►

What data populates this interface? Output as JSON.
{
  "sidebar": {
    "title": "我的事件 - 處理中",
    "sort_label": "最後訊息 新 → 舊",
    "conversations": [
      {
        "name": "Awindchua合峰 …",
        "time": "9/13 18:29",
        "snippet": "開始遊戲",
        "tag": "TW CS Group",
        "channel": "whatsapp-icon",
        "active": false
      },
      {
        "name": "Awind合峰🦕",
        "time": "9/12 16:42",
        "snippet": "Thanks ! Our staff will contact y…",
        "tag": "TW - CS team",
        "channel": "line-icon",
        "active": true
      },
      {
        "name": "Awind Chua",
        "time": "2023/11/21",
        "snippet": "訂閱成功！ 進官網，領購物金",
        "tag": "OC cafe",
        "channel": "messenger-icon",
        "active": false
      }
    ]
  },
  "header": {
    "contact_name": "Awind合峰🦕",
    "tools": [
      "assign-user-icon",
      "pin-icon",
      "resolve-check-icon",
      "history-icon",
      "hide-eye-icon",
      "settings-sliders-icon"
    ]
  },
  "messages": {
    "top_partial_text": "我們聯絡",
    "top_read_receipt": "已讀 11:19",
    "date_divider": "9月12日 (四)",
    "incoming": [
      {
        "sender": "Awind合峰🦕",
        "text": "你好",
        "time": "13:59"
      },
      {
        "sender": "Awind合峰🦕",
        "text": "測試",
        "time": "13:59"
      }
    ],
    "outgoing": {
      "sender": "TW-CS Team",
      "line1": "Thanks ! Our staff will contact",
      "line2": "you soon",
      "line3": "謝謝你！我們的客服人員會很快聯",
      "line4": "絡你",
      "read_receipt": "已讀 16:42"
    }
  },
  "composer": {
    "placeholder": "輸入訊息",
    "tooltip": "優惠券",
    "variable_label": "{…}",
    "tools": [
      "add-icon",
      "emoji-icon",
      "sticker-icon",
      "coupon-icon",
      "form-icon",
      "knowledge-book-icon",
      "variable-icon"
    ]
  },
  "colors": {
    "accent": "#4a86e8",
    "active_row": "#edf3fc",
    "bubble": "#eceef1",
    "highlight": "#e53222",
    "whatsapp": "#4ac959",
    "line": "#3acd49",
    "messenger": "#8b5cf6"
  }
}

◄

◆ **WORK TO DO**
Output the full listing exactly as it stands.

◆ **WRITTEN REPLY**
What data populates this interface? Output as JSON.
{
  "sidebar": {
    "title": "我的事件 - 處理中",
    "sort_label": "最後訊息 新 → 舊",
    "conversations": [
      {
        "name": "Awindchua合峰 …",
        "time": "9/13 18:29",
        "snippet": "開始遊戲",
        "tag": "TW CS Group",
        "channel": "whatsapp-icon",
        "active": false
      },
      {
        "name": "Awind合峰🦕",
        "time": "9/12 16:42",
        "snippet": "Thanks ! Our staff will contact y…",
        "tag": "TW - CS team",
        "channel": "line-icon",
        "active": true
      },
      {
        "name": "Awind Chua",
        "time": "2023/11/21",
        "snippet": "訂閱成功！ 進官網，領購物金",
        "tag": "OC cafe",
        "channel": "messenger-icon",
        "active": false
      }
    ]
  },
  "header": {
    "contact_name": "Awind合峰🦕",
    "tools": [
      "assign-user-icon",
      "pin-icon",
      "resolve-check-icon",
      "history-icon",
      "hide-eye-icon",
      "settings-sliders-icon"
    ]
  },
  "messages": {
    "top_partial_text": "我們聯絡",
    "top_read_receipt": "已讀 11:19",
    "date_divider": "9月12日 (四)",
    "incoming": [
      {
        "sender": "Awind合峰🦕",
        "text": "你好",
        "time": "13:59"
      },
      {
        "sender": "Awind合峰🦕",
        "text": "測試",
        "time": "13:59"
      }
    ],
    "outgoing": {
      "sender": "TW-CS Team",
      "line1": "Thanks ! Our staff will contact",
      "line2": "you soon",
      "line3": "謝謝你！我們的客服人員會很快聯",
      "line4": "絡你",
      "read_receipt": "已讀 16:42"
    }
  },
  "composer": {
    "placeholder": "輸入訊息",
    "tooltip": "優惠券",
    "variable_label": "{…}",
    "tools": [
      "add-icon",
      "emoji-icon",
      "sticker-icon",
      "coupon-icon",
      "form-icon",
      "knowledge-book-icon",
      "variable-icon"
    ]
  },
  "colors": {
    "accent": "#4a86e8",
    "active_row": "#edf3fc",
    "bubble": "#eceef1",
    "highlight": "#e53222",
    "whatsapp": "#4ac959",
    "line": "#3acd49",
    "messenger": "#8b5cf6"
  }
}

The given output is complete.